**Action item**
Copy out every line from the records that includes "marie".

====== Data to use ======

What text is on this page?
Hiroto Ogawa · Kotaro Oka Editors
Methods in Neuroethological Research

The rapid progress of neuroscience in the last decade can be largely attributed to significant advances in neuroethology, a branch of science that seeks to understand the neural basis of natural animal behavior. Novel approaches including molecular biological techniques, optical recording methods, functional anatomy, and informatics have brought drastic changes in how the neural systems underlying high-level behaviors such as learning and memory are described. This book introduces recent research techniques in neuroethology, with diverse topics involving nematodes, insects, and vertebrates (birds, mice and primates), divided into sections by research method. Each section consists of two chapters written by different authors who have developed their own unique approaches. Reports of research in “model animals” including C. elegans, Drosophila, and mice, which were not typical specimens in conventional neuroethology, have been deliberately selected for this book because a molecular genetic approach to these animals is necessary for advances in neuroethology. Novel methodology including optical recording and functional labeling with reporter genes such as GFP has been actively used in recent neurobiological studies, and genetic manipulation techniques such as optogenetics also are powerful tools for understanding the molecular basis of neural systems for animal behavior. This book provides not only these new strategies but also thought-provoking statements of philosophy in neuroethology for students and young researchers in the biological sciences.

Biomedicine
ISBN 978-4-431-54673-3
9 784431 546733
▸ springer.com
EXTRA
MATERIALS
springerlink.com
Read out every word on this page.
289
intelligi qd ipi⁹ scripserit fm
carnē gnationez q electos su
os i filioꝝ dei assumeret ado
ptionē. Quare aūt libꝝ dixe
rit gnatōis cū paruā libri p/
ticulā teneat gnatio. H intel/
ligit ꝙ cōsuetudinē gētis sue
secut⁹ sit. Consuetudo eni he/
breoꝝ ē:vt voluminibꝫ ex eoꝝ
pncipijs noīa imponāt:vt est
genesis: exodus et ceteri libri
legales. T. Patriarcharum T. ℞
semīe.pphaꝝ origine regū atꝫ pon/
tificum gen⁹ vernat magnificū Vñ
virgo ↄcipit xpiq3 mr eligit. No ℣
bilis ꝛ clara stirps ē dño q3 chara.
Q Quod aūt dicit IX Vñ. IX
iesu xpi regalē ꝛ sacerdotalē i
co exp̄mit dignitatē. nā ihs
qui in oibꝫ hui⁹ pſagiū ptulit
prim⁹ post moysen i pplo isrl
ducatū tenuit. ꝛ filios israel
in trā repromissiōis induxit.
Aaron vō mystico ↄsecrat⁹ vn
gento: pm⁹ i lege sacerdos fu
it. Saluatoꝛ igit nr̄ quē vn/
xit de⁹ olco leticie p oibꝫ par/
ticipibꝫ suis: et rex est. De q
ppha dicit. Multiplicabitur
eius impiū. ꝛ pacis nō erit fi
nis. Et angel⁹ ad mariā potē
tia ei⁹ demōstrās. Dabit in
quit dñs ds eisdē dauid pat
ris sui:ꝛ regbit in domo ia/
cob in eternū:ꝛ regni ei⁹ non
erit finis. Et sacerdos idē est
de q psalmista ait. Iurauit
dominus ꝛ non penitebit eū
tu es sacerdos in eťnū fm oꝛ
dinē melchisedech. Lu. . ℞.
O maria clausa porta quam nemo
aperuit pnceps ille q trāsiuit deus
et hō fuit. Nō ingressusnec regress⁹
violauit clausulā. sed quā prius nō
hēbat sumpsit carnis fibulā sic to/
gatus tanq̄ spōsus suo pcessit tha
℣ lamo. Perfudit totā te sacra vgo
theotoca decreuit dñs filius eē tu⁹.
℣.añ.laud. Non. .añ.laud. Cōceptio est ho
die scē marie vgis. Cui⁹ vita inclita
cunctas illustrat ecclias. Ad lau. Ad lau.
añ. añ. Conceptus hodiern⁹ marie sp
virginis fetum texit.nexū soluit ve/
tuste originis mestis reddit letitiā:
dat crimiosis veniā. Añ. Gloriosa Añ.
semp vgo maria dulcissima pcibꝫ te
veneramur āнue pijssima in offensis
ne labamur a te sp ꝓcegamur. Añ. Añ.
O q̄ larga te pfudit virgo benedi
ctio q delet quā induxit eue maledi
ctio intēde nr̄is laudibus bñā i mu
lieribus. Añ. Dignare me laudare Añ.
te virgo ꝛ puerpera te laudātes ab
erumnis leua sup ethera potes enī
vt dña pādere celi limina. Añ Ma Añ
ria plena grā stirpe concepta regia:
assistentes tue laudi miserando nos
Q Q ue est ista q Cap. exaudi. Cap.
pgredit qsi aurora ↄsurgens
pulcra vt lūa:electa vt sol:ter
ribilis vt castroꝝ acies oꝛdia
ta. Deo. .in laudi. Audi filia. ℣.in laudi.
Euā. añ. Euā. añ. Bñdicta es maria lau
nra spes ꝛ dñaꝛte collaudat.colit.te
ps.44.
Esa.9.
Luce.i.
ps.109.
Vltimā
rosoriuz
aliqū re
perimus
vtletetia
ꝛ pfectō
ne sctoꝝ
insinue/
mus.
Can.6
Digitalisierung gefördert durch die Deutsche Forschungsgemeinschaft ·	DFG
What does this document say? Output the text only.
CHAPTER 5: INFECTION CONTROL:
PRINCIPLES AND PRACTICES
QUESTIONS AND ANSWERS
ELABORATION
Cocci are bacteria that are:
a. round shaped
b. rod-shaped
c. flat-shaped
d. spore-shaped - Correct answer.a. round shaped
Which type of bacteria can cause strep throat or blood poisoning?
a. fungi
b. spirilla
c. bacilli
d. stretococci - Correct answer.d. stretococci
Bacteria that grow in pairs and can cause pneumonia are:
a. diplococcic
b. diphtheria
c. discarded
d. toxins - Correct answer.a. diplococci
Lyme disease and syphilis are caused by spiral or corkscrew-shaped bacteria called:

======

**Your solution**
die scē marie vgis. Cui⁹ vita inclita
añ. añ. Conceptus hodiern⁹ marie sp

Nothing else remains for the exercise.